### Work to do:
Reproduce the records from their first line through the line containing "0, 516, 45]", with both of those lines included.

--- START OF Exercise inputs ---

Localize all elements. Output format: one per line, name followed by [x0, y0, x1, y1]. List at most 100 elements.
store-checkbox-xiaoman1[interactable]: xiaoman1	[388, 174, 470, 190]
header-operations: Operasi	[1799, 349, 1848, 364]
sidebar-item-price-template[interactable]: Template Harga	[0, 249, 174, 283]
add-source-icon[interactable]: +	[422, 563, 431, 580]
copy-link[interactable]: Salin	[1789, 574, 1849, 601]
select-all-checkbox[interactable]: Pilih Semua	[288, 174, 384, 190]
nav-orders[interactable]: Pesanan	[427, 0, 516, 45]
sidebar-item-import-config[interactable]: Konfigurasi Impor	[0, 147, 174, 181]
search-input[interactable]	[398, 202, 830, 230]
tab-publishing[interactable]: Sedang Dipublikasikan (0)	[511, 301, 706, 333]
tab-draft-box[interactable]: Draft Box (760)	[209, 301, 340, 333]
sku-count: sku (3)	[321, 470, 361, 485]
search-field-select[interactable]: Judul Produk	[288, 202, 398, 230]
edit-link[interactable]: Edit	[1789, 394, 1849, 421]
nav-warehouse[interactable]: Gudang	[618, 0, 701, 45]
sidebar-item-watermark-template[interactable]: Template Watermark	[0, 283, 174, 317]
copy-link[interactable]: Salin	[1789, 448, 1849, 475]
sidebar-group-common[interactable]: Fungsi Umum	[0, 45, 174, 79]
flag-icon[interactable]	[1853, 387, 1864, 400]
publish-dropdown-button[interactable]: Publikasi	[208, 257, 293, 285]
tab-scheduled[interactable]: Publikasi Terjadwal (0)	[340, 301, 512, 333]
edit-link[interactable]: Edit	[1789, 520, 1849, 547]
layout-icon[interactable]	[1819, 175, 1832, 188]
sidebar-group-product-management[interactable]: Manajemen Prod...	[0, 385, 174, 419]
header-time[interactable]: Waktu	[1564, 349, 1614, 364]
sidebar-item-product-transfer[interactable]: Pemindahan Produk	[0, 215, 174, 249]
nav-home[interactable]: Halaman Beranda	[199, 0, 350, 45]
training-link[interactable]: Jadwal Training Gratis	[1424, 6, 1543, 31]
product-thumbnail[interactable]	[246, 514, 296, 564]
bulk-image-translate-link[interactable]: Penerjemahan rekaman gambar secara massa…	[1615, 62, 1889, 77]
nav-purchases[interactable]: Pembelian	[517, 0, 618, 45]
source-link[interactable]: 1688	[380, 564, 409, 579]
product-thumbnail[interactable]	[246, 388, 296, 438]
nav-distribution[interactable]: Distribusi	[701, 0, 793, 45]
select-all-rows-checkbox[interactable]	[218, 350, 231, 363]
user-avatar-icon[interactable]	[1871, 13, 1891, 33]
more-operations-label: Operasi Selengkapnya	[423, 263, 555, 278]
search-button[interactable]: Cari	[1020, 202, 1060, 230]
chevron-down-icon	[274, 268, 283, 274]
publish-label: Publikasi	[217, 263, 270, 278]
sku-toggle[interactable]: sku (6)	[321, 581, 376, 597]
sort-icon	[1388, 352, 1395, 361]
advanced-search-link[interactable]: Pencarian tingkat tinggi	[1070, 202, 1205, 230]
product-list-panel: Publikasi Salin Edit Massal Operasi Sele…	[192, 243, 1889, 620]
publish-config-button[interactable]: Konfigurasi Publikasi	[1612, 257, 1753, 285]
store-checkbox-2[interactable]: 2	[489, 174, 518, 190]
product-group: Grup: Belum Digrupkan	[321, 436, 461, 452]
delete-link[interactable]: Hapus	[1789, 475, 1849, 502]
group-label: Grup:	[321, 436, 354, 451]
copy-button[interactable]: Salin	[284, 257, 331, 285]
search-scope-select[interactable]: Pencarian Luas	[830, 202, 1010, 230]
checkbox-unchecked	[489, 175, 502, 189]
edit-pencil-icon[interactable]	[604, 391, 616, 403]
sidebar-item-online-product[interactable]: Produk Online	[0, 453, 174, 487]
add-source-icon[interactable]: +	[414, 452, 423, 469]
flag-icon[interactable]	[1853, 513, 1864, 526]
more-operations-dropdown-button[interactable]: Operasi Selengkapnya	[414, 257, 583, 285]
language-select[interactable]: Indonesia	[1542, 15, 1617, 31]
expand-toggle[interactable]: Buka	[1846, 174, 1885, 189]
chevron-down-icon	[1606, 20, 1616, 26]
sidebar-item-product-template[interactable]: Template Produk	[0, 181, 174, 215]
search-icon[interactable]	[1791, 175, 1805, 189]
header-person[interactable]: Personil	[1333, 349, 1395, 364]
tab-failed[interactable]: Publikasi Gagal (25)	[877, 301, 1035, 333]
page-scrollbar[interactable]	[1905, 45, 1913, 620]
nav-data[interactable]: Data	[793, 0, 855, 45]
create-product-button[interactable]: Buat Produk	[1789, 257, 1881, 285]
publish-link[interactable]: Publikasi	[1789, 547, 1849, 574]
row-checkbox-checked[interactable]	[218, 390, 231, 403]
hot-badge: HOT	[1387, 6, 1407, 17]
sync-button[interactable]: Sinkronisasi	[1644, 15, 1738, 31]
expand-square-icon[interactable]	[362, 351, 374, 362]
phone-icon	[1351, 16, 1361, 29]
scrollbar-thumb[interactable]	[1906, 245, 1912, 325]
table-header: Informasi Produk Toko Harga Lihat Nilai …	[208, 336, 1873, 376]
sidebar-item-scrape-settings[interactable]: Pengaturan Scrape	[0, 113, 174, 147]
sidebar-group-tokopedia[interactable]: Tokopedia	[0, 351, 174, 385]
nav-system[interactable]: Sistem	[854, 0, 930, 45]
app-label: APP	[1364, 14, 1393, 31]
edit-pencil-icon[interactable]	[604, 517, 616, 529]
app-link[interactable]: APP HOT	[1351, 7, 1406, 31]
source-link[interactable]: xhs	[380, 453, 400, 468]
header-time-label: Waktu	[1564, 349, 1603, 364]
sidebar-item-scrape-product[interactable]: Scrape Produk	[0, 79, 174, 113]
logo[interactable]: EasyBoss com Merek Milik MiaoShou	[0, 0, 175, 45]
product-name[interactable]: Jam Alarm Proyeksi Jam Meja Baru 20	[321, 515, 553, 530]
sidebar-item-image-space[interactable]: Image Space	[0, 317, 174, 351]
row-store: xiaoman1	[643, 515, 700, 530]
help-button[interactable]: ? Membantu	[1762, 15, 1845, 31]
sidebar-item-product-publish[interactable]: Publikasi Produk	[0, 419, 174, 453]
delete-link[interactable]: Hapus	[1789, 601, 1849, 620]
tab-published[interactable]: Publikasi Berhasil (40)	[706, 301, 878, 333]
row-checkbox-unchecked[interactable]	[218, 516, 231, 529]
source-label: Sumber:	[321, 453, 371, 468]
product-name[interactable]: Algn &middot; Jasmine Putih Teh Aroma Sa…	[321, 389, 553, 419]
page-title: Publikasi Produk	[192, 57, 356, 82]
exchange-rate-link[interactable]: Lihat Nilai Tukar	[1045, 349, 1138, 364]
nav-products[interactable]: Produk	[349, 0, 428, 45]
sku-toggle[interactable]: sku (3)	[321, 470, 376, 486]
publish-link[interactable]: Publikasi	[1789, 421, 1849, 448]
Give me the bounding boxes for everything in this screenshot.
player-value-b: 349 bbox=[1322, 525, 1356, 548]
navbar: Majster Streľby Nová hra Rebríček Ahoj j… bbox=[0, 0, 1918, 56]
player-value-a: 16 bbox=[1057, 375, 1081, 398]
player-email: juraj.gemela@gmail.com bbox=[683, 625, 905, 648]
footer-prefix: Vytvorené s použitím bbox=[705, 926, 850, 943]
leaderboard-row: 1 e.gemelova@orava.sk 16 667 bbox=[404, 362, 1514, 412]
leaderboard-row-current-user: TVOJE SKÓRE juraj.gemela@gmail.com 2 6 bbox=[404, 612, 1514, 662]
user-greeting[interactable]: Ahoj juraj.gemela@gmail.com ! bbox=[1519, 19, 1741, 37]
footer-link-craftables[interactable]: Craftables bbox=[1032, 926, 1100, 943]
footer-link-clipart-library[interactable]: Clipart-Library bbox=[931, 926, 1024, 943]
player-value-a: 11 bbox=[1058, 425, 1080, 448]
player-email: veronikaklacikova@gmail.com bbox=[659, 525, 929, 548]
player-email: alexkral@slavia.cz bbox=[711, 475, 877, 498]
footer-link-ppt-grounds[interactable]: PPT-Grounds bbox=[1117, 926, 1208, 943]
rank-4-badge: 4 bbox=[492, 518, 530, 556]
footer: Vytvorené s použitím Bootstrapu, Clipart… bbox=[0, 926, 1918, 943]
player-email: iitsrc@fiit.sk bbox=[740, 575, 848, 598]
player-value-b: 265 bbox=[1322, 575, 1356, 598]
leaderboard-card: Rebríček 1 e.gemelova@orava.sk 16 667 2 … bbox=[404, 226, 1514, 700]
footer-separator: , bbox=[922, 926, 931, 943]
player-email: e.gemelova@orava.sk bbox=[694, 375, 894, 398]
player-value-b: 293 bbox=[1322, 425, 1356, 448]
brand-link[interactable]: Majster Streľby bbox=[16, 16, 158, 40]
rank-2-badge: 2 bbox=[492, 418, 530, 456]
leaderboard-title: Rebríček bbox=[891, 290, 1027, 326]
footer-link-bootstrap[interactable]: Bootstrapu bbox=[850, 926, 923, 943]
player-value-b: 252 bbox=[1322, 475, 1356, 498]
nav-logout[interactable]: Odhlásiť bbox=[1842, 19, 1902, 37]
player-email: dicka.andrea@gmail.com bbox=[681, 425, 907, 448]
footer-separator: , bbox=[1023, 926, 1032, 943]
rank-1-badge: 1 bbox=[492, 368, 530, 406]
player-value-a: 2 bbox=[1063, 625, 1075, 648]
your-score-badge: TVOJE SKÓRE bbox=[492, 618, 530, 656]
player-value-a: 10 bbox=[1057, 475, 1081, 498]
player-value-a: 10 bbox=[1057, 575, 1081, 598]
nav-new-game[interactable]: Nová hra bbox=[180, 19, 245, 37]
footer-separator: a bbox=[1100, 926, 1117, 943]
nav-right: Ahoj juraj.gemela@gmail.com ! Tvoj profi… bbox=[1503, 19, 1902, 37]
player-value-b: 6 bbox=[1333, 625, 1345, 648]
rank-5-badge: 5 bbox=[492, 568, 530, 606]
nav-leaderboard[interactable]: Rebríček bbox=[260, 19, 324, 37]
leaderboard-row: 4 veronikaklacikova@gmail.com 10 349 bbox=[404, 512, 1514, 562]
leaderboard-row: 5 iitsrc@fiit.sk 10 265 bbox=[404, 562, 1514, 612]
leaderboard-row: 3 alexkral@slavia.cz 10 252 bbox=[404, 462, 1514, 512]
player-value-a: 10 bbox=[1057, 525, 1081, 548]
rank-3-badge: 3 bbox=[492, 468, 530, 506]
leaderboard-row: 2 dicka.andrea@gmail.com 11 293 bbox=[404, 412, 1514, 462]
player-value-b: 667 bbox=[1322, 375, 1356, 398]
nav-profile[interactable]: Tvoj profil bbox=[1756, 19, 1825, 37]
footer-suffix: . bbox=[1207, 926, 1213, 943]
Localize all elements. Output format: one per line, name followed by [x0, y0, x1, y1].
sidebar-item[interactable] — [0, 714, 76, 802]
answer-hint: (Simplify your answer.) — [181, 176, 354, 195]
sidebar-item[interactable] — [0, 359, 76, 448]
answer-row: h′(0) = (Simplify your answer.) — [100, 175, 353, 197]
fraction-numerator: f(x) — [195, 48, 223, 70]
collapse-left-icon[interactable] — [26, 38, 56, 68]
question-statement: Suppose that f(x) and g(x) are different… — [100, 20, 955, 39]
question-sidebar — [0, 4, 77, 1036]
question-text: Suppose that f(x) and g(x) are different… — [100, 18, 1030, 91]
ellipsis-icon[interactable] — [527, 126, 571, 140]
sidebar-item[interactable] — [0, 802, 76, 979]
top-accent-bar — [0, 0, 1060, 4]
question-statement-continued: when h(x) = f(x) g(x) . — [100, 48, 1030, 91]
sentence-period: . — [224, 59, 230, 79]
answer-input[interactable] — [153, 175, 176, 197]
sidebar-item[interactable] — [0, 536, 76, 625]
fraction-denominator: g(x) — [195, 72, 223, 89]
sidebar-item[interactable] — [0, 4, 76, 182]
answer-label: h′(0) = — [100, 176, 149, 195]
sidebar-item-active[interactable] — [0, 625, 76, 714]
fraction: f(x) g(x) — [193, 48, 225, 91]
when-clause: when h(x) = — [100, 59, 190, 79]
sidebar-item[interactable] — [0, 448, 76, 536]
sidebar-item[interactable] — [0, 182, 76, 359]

--- END OF Exercise inputs ---

### Result of this task:
Localize all elements. Output format: one per line, name followed by [x0, y0, x1, y1]. List at most 100 elements.
store-checkbox-xiaoman1[interactable]: xiaoman1	[388, 174, 470, 190]
header-operations: Operasi	[1799, 349, 1848, 364]
sidebar-item-price-template[interactable]: Template Harga	[0, 249, 174, 283]
add-source-icon[interactable]: +	[422, 563, 431, 580]
copy-link[interactable]: Salin	[1789, 574, 1849, 601]
select-all-checkbox[interactable]: Pilih Semua	[288, 174, 384, 190]
nav-orders[interactable]: Pesanan	[427, 0, 516, 45]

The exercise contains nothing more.